Start
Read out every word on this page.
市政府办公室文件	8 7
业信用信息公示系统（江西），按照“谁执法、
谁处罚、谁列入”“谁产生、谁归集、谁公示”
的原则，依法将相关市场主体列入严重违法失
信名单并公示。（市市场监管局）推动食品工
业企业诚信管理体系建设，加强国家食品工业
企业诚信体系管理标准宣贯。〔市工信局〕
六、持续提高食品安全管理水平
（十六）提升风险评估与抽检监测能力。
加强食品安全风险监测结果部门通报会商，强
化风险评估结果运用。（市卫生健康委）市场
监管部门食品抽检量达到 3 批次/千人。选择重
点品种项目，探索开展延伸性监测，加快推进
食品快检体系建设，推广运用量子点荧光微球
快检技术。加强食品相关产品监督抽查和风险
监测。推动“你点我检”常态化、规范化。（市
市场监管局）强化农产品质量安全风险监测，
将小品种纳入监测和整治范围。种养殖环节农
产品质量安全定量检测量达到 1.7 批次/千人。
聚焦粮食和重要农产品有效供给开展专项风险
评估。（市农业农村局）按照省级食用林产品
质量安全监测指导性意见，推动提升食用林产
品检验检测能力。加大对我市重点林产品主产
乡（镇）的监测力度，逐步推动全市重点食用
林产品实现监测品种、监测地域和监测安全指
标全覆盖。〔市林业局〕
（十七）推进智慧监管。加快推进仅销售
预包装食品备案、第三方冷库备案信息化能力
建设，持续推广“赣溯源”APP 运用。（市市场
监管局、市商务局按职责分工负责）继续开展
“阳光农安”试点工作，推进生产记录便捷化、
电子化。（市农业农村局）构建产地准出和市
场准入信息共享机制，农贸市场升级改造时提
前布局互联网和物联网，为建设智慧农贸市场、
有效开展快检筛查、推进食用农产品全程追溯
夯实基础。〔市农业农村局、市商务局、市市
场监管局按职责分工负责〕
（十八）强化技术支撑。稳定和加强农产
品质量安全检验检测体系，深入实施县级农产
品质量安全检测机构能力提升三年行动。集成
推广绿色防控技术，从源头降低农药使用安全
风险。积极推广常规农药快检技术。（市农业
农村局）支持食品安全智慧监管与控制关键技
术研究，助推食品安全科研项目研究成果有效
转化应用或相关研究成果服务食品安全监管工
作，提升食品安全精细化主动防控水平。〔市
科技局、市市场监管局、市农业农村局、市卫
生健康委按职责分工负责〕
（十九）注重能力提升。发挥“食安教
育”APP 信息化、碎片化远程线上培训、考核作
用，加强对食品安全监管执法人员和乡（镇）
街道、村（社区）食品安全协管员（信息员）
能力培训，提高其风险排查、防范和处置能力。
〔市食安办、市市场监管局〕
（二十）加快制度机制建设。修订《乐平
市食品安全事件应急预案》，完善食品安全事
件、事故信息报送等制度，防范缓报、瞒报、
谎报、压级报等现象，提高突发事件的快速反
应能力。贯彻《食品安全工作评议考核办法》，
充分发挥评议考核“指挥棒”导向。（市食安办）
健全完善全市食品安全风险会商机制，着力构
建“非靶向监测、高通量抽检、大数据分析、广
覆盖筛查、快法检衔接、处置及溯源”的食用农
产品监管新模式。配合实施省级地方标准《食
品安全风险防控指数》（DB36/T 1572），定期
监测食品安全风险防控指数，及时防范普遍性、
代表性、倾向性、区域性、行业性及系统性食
End
* **TASK INSTRUCTIONS**: Among the entries above, identify all lines with "市市场监管局" and copy them.

* **EXERCISE ANSWER**:
信名单并公示。（市市场监管局）推动食品工
科技局、市市场监管局、市农业农村局、市卫
〔市食安办、市市场监管局〕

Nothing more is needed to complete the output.